→ **TASK DETAILS**: Among the lines below, how many carry the string "where"? Reply with a number and nothing else.
====
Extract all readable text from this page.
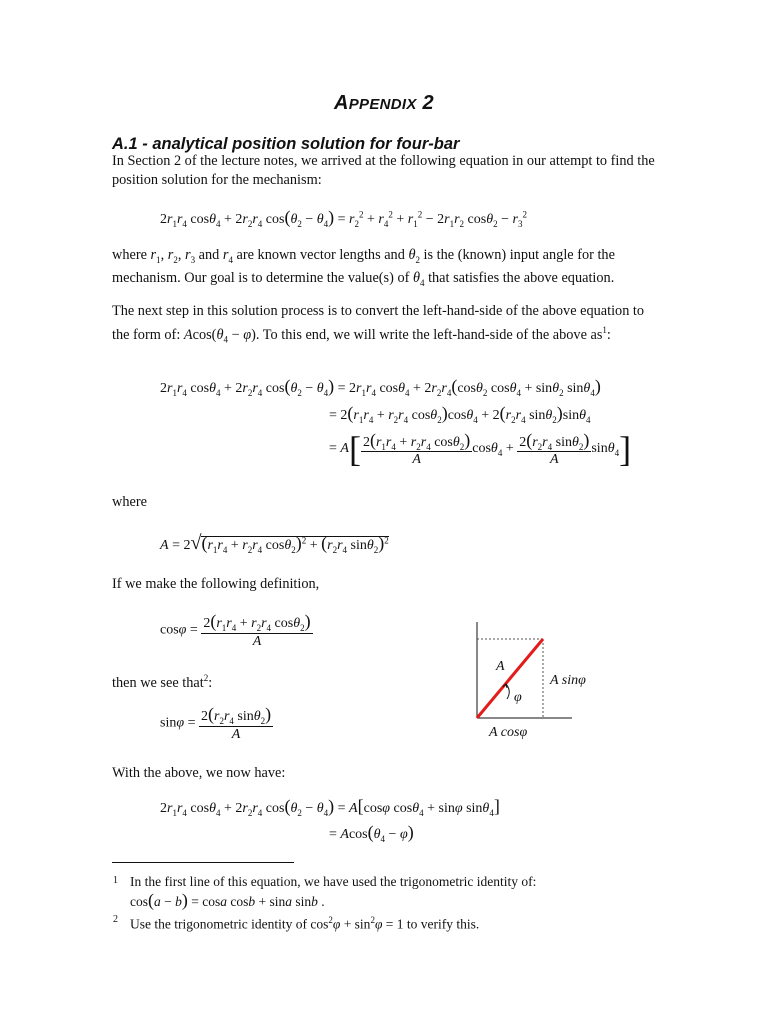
APPENDIX 2
A.1 - analytical position solution for four-bar
In Section 2 of the lecture notes, we arrived at the following equation in our attempt to find the position solution for the mechanism:
$2r_1r_4$ $\cos\theta_4 + 2r_2r_4$ $\cos(\theta_2 - \theta_4) = r_2^2 + r_4^2 + r_1^2 - 2r_1r_2$ $\cos\theta_2 - r_3^2$
where $r_1$, $r_2$, $r_3$ and $r_4$ are known vector lengths and $\theta_2$ is the (known) input angle for the mechanism. Our goal is to determine the value(s) of $\theta_4$ that satisfies the above equation.
The next step in this solution process is to convert the left-hand-side of the above equation to the form of: $Acos(\theta_4 - \varphi)$. To this end, we will write the left-hand-side of the above $as^1$:
$2r_1r_4$ $\cos\theta_4 + 2r_2r_4$ $\cos(\theta_2 - \theta_4) = 2r_1r_4$ $\cos\theta_4 + 2r_2r_4(\cos\theta_2$ cosθ$_4$ + sinθ$_2$ sinθ$_4$)
= $2(r_1r_4 + r_2r_4$ $\cos\theta_2)\cos\theta_4 + 2(r_2r_4$ sinθ$_2$)sinθ$_4$
= $A[ \frac{2(r_1r_4 + r_2r_4 \cos\theta_2)}{A} \cos\theta_4 + \frac{2(r_2r_4 \sin\theta_2)}{A} \sin\theta_4]$
where
$A = 2√(r_1r_4 + r_2r_4$ $\cos\theta_2)^2 + (r_2r_4$ sinθ$_2$)$^2$
If we make the following definition,
$\cos\varphi = \frac{2(r_1r_4 + r_2r_4 \cos\theta_2)}{A}$
then we see that$^2$:
$\sin\varphi = \frac{2(r_2r_4 \sin\theta_2)}{A}$
A
φ
A sinφ
A cosφ
With the above, we now have:
$2r_1r_4$ $\cos\theta_4 + 2r_2r_4$ $\cos(\theta_2 - \theta_4) = A[\cos\varphi$ cosθ$_4$ + sinφ sinθ$_4$]
= $Acos(\theta_4 - \varphi)$
1 In the first line of this equation, we have used the trigonometric identity of:
cos(a − b) = cosa cosb + sina sinb .
2 Use the trigonometric identity of $\cos^2\varphi + \sin^2\varphi = 1$ to verify this.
====
→ **OUTPUT FOR THIS EXERCISE**: 2